- CONSIGNA 1 -
Enumera todos los medios de transporte que se mencionan en el texto sobre la incertidumbre.
- CONSIGNA 2 -
Prosigue el texto sobre la incertidumbre a partir de su última oración.

- TEXTO DE LECTURA -
La incertidumbre es sufrir una falta de saber, no meramente tenerla; es la tensión entre el desenlace o la continuación que deseamos que suceda y el desenlace o la continuación que no sabemos cómo será (ya sea porque no preexista a su suceso –imposibilidad existencial– o porque preexista, como en un “está escrito”, pero no sepamos leer su lenguaje –imposibilidad cognitiva–). Si quiero saber y no sé cuál es ese número a sumar de pisos no registrados entre el último mostrado por el tablero y el primero filmado, puedo creer que el próximo piso puede ser el último, aunque vaya ya por la tercera o incluso cuarta desmentida y renovación de expectativas, que no es un gasto menor de energías. O puedo resignarme a procesar el cambio de inercia tarde, una vez producido, gastando mucha energía en el breve tiempo de una urgencia (la energía contenida y liberada por un shock, que a esa escala es poco ruidoso).

Menos indiscriminadas son las expectativas de una certidumbre, aunque no por eso infalibles. En el mejor de los casos, si la certidumbre no yerra, el costo energético del cambio de inercia programado es el menor posible: mi cuerpo estuvo bien preparado para recibirlo, como el del que sabe a qué velocidad y en qué dirección bajarse del subte o del tren aún en movimiento.
Si la certidumbre yerra, o bien el ascensor paró antes de lo que esperaba (se llama sorpresa) o bien paró después (en castellano la frustración de esa expectativa desincronizada no tiene nombre). Como sea, el gasto ya no puede ser mínimo: acaba de desperdiciarse una preparación, anticipada o superada por la realidad externa del ascensor. Y si el viaje sigue hay que gastar otra preparación o resignarse a absorber el impacto tarde. No ocurre lo que espero que ocurra en el momento en que espero que ocurra (tampoco antes): estimé mal el tiempo restante y el ascensor no paró cuando yo esperaba porque íbamos por el piso 17 (al menos; y peor cuanto más lejos del 18). Tardo en dejar de esperar que ocurra ahí la llegada lo que tardo en empezar a procesar lo que efectivamente ha ocurrido; mi cuerpo se queda armado para un cambio que no fue.
Diseccionemos la situación. En un primer momento, el cambio de inercia no llega cuando lo espero. En un segundo momento, llega en un turno sobre el que no tenía mayores expectativas que sobre cualquier otro ulterior, no siendo por su proximidad al turno al que apuntó mi certidumbre errada. Esto equivale a decir que la certidumbre no se derrumba de golpe: languidece, se diluye. Los restos de la confianza y la expectativa en el turno que no fue los hereda el que le sigue, no uno más alejado; y lo mismo vale para el heredero. La frustración hizo que todo turno posterior se volviera sospechoso, con el máximo de expectativas en el inmediato de turno. Cada turno (cada piso) que pasa sin ser el del cambio de inercia alarga el error, agrega una medida más al pifie de aquella certidumbre.
En el primer momento recibimos de repente la mala noticia de haber estado desincronizados con nuestro medio (desadaptados). En el segundo, la buena de no haber pagado por ello un precio alto.

- MATERIAL PROPORCIONADO -
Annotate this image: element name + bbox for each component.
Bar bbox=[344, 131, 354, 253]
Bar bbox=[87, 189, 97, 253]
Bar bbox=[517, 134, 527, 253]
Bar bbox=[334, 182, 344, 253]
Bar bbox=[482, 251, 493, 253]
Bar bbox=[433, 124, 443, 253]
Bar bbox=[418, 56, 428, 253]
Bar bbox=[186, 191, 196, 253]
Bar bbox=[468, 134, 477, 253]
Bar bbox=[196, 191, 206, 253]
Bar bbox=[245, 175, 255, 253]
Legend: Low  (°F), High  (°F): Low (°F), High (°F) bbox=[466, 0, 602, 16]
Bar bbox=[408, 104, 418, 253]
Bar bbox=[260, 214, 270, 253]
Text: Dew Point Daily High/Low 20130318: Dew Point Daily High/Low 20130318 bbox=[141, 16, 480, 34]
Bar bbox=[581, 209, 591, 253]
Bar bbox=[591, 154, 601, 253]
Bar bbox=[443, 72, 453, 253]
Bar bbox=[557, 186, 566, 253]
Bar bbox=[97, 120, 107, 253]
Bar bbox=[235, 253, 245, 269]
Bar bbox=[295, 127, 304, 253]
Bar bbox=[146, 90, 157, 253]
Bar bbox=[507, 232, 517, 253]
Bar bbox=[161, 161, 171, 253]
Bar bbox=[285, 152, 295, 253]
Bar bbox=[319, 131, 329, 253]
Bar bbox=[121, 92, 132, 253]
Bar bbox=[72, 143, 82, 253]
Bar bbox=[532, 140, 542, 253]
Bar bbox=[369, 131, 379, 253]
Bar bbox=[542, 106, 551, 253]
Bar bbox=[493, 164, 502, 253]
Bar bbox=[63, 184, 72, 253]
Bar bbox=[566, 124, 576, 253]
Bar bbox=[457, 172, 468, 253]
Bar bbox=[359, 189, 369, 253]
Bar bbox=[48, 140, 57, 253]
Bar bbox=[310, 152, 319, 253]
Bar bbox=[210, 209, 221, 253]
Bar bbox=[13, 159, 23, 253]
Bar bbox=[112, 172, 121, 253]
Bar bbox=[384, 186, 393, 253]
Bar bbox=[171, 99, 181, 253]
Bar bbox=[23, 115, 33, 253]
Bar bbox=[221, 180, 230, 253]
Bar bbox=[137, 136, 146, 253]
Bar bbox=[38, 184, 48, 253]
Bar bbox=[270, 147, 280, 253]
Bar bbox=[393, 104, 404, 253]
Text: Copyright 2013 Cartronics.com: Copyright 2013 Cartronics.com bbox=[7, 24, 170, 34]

- RESPUESTA 1 -
ascensor, subte, tren

- RESPUESTA 2 -
III


En los corolarios de las dos distracciones, vuelvo a interesarme en la red conceptual que forman saberes, creencias y deseos (y las acciones basadas en deseos que tenemos para nosotros o para otros).
El saber algo nos exime de creerlo y nos impide no creerlo: si sé que las cortinas son verdes, no necesito creer que son verdes (en certeza, creer es más débil que saber...) ni puedo no creer que son verdes (...y no creer –descreer– es más débil que creer). Para decirlo de otra forma: la creencia de que sucede, ha sucedido o sucederá X es superflua para quien sabe que sucede, ha sucedido o sucederá X; y su negación o carencia es contradictoria con ese saber. Si , no puedo no creer ni necesito creer. O también, si se prefiere: hay una imposibilidad por innecesidad (no tiene sentido creer lo que sé porque nadie necesita una dosis de confianza menor a la que ya tiene por saber...) y una imposibilidad por inconsistencia lógica (...ni tiene sentido no creerlo porque me contradigo cuando me declaro escéptico de lo mismo que afirmo saber).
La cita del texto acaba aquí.